Your objective: A faithful transcription of all the data is required.

** start of Records shown **

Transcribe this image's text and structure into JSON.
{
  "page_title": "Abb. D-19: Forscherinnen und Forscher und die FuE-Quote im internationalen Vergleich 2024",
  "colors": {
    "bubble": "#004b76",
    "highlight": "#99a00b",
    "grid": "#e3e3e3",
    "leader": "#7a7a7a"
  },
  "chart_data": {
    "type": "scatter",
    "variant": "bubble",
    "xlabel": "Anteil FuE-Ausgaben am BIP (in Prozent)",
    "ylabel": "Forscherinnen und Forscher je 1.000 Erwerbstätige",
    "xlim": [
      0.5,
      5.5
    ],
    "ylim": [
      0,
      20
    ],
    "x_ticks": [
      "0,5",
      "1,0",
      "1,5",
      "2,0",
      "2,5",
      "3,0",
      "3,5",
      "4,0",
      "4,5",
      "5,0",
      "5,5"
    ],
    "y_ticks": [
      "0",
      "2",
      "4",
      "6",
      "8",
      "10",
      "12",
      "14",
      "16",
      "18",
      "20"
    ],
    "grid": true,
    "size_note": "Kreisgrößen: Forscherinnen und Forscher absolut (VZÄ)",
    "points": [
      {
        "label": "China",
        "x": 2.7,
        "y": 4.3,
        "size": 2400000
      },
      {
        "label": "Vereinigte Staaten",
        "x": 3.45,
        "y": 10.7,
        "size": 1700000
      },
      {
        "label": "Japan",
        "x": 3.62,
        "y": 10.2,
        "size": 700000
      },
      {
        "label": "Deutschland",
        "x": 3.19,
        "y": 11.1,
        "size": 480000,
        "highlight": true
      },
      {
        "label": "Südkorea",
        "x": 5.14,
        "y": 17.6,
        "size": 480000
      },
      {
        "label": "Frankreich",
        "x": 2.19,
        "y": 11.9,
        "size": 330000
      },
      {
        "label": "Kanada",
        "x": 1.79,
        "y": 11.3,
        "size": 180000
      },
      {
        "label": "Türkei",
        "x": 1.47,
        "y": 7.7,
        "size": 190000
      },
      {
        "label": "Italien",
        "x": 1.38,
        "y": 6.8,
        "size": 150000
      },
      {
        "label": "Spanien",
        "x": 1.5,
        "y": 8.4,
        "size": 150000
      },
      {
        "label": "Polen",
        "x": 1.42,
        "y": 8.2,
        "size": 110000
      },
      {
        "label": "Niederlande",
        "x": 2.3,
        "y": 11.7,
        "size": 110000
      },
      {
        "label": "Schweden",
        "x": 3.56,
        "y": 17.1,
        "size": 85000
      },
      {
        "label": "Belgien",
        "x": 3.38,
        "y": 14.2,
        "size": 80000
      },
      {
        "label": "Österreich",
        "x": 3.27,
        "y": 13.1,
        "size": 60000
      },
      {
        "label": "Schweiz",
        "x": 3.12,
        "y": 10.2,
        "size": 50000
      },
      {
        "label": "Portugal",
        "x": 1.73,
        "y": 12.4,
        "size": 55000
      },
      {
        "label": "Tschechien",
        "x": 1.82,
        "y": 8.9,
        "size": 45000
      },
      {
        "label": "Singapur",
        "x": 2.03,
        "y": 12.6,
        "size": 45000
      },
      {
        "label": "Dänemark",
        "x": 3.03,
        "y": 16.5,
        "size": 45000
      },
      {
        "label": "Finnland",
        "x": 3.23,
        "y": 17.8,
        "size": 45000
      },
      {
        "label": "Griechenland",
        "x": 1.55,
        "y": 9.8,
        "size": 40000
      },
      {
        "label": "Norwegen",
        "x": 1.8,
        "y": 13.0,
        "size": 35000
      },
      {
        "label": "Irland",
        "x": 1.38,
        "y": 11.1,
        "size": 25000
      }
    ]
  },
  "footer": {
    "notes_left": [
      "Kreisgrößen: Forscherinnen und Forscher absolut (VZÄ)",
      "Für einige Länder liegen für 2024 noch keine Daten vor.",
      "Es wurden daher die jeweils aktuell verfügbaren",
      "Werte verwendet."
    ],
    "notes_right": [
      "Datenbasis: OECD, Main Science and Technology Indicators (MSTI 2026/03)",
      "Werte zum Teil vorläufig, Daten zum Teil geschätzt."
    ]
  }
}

** end of Records shown **

Answer to this problem:
Transcribe this image's text and structure into JSON.
{
  "page_title": "Abb. D-19: Forscherinnen und Forscher und die FuE-Quote im internationalen Vergleich 2024",
  "colors": {
    "bubble": "#004b76",
    "highlight": "#99a00b",
    "grid": "#e3e3e3",
    "leader": "#7a7a7a"
  },
  "chart_data": {
    "type": "scatter",
    "variant": "bubble",
    "xlabel": "Anteil FuE-Ausgaben am BIP (in Prozent)",
    "ylabel": "Forscherinnen und Forscher je 1.000 Erwerbstätige",
    "xlim": [
      0.5,
      5.5
    ],
    "ylim": [
      0,
      20
    ],
    "x_ticks": [
      "0,5",
      "1,0",
      "1,5",
      "2,0",
      "2,5",
      "3,0",
      "3,5",
      "4,0",
      "4,5",
      "5,0",
      "5,5"
    ],
    "y_ticks": [
      "0",
      "2",
      "4",
      "6",
      "8",
      "10",
      "12",
      "14",
      "16",
      "18",
      "20"
    ],
    "grid": true,
    "size_note": "Kreisgrößen: Forscherinnen und Forscher absolut (VZÄ)",
    "points": [
      {
        "label": "China",
        "x": 2.7,
        "y": 4.3,
        "size": 2400000
      },
      {
        "label": "Vereinigte Staaten",
        "x": 3.45,
        "y": 10.7,
        "size": 1700000
      },
      {
        "label": "Japan",
        "x": 3.62,
        "y": 10.2,
        "size": 700000
      },
      {
        "label": "Deutschland",
        "x": 3.19,
        "y": 11.1,
        "size": 480000,
        "highlight": true
      },
      {
        "label": "Südkorea",
        "x": 5.14,
        "y": 17.6,
        "size": 480000
      },
      {
        "label": "Frankreich",
        "x": 2.19,
        "y": 11.9,
        "size": 330000
      },
      {
        "label": "Kanada",
        "x": 1.79,
        "y": 11.3,
        "size": 180000
      },
      {
        "label": "Türkei",
        "x": 1.47,
        "y": 7.7,
        "size": 190000
      },
      {
        "label": "Italien",
        "x": 1.38,
        "y": 6.8,
        "size": 150000
      },
      {
        "label": "Spanien",
        "x": 1.5,
        "y": 8.4,
        "size": 150000
      },
      {
        "label": "Polen",
        "x": 1.42,
        "y": 8.2,
        "size": 110000
      },
      {
        "label": "Niederlande",
        "x": 2.3,
        "y": 11.7,
        "size": 110000
      },
      {
        "label": "Schweden",
        "x": 3.56,
        "y": 17.1,
        "size": 85000
      },
      {
        "label": "Belgien",
        "x": 3.38,
        "y": 14.2,
        "size": 80000
      },
      {
        "label": "Österreich",
        "x": 3.27,
        "y": 13.1,
        "size": 60000
      },
      {
        "label": "Schweiz",
        "x": 3.12,
        "y": 10.2,
        "size": 50000
      },
      {
        "label": "Portugal",
        "x": 1.73,
        "y": 12.4,
        "size": 55000
      },
      {
        "label": "Tschechien",
        "x": 1.82,
        "y": 8.9,
        "size": 45000
      },
      {
        "label": "Singapur",
        "x": 2.03,
        "y": 12.6,
        "size": 45000
      },
      {
        "label": "Dänemark",
        "x": 3.03,
        "y": 16.5,
        "size": 45000
      },
      {
        "label": "Finnland",
        "x": 3.23,
        "y": 17.8,
        "size": 45000
      },
      {
        "label": "Griechenland",
        "x": 1.55,
        "y": 9.8,
        "size": 40000
      },
      {
        "label": "Norwegen",
        "x": 1.8,
        "y": 13.0,
        "size": 35000
      },
      {
        "label": "Irland",
        "x": 1.38,
        "y": 11.1,
        "size": 25000
      }
    ]
  },
  "footer": {
    "notes_left": [
      "Kreisgrößen: Forscherinnen und Forscher absolut (VZÄ)",
      "Für einige Länder liegen für 2024 noch keine Daten vor.",
      "Es wurden daher die jeweils aktuell verfügbaren",
      "Werte verwendet."
    ],
    "notes_right": [
      "Datenbasis: OECD, Main Science and Technology Indicators (MSTI 2026/03)",
      "Werte zum Teil vorläufig, Daten zum Teil geschätzt."
    ]
  }
}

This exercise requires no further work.